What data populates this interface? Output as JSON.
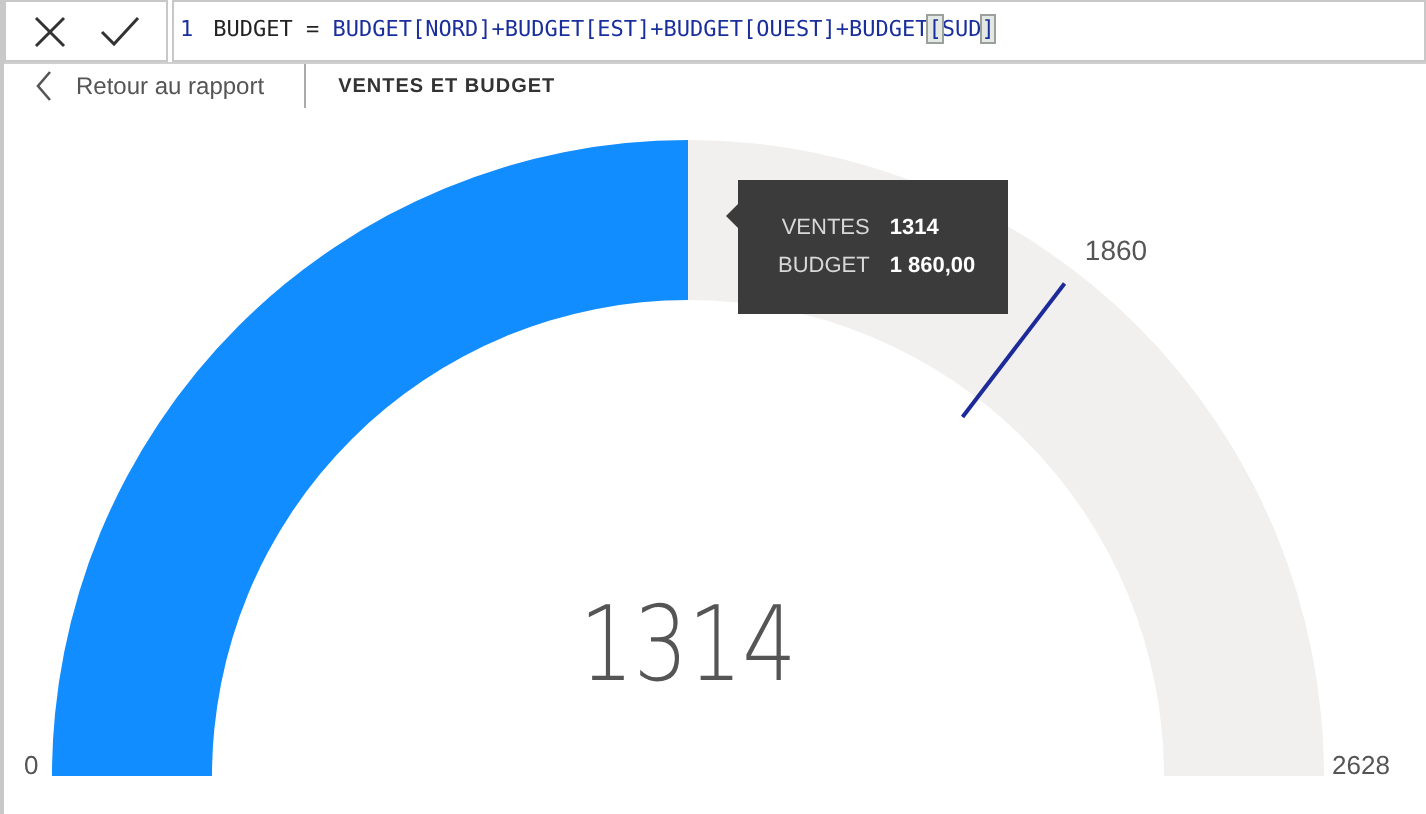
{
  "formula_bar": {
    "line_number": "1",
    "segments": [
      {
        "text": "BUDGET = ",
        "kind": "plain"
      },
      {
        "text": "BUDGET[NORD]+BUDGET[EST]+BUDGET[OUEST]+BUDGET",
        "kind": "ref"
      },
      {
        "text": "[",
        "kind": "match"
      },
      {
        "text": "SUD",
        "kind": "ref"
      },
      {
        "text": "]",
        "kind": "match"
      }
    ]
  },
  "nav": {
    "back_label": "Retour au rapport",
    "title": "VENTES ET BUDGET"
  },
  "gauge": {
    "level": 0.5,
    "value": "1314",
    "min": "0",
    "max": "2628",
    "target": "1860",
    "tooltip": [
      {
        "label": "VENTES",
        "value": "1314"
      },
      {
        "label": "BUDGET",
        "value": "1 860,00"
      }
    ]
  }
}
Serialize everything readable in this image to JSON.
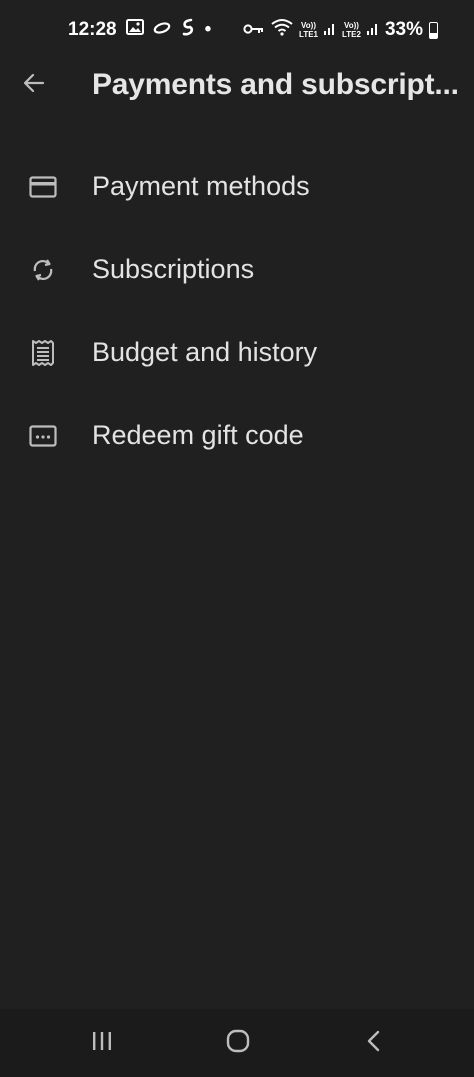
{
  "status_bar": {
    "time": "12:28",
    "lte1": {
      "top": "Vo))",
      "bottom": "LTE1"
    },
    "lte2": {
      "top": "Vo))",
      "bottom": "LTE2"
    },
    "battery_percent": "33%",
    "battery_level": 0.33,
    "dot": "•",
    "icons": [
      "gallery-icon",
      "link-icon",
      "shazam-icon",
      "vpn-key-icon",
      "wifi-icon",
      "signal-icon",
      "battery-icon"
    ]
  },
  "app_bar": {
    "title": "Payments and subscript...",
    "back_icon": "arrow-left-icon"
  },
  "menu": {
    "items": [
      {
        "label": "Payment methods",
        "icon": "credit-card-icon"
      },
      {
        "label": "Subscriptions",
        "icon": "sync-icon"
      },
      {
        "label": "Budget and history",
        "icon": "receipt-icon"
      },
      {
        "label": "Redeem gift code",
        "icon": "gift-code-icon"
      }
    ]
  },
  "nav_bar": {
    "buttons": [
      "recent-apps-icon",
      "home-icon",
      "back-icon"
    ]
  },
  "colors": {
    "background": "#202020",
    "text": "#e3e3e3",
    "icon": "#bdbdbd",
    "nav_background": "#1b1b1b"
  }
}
----
**WRITTEN REQUEST:** Using the entries above, find all lines with "code". Copy them.

**SOLUTION TO THIS PROBLEM:**
        "label": "Redeem gift code",
        "icon": "gift-code-icon"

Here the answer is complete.